> [Requirement] Which lines in the records below contain the word "First"? Copy each one out.

+++ Extracted entries +++

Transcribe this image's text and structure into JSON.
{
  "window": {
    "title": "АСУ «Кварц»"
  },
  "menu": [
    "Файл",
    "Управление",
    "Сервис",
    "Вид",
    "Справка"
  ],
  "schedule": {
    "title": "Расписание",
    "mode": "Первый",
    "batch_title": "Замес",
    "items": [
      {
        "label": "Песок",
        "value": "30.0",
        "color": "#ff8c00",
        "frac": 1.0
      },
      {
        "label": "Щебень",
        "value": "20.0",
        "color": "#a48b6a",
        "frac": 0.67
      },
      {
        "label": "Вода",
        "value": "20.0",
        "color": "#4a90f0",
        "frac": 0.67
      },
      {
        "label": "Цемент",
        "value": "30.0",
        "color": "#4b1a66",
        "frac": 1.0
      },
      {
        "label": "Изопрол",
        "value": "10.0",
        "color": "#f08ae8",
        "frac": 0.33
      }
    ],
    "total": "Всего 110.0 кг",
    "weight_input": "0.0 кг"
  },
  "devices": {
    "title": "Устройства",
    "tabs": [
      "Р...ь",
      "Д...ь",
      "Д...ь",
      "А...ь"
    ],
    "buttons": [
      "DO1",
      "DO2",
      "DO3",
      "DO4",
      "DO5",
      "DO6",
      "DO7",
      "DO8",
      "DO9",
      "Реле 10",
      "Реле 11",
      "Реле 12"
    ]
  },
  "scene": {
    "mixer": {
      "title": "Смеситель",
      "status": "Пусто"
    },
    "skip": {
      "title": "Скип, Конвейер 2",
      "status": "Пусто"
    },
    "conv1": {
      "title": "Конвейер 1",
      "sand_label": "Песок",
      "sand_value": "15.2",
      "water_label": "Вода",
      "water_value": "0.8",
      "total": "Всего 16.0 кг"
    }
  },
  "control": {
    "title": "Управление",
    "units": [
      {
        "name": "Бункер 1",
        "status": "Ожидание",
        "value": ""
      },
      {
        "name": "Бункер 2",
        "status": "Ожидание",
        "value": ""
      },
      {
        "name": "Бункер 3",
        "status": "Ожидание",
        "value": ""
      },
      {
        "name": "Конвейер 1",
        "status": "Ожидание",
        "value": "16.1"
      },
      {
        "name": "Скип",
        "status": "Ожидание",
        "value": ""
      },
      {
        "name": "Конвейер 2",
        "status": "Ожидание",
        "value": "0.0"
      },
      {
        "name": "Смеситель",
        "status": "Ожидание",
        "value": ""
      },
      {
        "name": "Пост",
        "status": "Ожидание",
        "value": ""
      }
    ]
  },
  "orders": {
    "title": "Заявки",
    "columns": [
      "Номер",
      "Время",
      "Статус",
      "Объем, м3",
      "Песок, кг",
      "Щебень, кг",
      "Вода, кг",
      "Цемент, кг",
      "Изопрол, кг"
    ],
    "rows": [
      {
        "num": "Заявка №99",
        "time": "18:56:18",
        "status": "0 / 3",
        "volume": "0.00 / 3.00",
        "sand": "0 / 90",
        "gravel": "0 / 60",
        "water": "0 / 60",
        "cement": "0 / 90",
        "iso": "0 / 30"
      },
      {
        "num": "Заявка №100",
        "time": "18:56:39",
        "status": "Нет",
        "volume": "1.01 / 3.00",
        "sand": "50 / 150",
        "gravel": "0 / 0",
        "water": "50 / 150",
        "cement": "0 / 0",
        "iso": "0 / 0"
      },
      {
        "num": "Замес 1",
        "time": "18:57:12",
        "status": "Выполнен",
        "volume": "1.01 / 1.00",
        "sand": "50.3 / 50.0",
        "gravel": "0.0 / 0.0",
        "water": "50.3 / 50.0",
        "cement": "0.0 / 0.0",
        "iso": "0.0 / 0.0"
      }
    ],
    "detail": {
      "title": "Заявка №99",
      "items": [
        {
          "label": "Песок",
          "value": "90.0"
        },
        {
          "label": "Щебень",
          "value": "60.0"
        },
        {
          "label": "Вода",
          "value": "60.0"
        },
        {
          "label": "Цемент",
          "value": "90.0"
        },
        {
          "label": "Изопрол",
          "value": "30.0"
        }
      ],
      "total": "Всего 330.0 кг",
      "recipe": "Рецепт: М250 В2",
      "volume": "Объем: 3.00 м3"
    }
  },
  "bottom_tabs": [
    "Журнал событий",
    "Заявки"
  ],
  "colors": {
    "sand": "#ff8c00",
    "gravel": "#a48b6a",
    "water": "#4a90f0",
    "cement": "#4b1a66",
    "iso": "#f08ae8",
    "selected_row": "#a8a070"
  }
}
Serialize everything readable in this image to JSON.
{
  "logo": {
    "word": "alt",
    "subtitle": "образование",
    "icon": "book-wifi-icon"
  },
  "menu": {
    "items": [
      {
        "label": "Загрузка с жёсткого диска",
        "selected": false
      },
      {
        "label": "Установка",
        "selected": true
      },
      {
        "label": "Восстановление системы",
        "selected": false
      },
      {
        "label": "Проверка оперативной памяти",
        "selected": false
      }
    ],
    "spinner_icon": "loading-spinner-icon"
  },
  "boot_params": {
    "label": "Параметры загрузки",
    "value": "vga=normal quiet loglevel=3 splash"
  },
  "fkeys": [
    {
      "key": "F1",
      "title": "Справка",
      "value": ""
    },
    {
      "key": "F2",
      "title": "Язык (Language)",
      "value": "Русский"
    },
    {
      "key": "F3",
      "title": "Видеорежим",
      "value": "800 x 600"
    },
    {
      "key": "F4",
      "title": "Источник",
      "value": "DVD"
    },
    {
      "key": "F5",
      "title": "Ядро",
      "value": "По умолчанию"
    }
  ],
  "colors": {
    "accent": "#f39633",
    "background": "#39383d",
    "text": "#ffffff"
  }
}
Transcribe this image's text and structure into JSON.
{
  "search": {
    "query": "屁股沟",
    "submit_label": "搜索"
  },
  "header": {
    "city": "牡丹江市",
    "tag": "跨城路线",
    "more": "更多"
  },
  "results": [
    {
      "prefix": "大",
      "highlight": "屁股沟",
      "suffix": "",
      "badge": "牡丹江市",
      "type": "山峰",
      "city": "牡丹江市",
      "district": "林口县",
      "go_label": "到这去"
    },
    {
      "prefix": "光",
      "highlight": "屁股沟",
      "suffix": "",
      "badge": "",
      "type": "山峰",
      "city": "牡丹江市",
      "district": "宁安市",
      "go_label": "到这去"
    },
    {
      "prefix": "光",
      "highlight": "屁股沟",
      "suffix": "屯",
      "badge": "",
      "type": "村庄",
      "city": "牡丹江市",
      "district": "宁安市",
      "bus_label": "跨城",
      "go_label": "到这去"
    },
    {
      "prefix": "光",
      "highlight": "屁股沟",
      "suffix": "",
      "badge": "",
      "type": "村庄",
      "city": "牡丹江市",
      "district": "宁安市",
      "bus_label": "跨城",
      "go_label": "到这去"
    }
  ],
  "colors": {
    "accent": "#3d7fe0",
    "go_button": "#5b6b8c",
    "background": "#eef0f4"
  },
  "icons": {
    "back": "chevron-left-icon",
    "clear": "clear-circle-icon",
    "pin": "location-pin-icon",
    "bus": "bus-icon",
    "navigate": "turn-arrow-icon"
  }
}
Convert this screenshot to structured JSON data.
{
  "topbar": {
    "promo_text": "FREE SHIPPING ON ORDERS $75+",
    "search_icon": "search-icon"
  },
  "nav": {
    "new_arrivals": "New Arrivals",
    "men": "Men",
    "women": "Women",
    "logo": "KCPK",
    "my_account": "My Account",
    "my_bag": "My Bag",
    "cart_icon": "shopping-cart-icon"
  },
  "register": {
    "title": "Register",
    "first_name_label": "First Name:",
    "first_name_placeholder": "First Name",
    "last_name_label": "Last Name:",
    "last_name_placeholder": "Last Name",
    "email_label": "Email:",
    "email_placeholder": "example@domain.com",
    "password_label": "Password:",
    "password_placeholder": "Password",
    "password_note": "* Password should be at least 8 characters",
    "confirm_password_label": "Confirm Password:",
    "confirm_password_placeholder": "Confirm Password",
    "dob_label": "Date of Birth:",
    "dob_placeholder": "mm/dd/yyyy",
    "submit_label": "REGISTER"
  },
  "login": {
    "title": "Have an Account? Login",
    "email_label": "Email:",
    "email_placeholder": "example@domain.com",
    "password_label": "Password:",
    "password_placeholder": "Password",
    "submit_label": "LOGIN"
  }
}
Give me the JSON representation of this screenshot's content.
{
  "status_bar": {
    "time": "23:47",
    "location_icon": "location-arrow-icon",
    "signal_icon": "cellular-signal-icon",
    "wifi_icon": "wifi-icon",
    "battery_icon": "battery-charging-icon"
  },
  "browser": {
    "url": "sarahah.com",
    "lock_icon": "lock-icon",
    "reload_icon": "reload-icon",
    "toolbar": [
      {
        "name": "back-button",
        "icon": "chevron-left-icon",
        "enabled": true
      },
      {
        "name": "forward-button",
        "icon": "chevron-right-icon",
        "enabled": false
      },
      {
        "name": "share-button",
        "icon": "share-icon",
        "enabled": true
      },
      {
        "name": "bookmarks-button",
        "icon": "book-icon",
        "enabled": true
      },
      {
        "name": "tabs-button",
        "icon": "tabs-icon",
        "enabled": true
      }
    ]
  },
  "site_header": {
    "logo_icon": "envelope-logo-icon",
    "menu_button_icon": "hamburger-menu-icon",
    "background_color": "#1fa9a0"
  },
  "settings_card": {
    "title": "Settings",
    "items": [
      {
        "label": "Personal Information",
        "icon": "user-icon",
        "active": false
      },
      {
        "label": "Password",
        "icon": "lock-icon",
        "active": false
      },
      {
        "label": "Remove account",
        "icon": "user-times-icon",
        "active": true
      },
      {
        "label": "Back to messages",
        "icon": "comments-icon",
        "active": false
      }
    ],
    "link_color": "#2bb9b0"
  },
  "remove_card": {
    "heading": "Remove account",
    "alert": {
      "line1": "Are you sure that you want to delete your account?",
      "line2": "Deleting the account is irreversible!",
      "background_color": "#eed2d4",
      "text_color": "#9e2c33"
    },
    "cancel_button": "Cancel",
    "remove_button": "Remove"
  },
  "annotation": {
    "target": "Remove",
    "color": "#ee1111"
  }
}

+++

> [Task output]
    "first_name_label": "First Name:",
    "first_name_placeholder": "First Name",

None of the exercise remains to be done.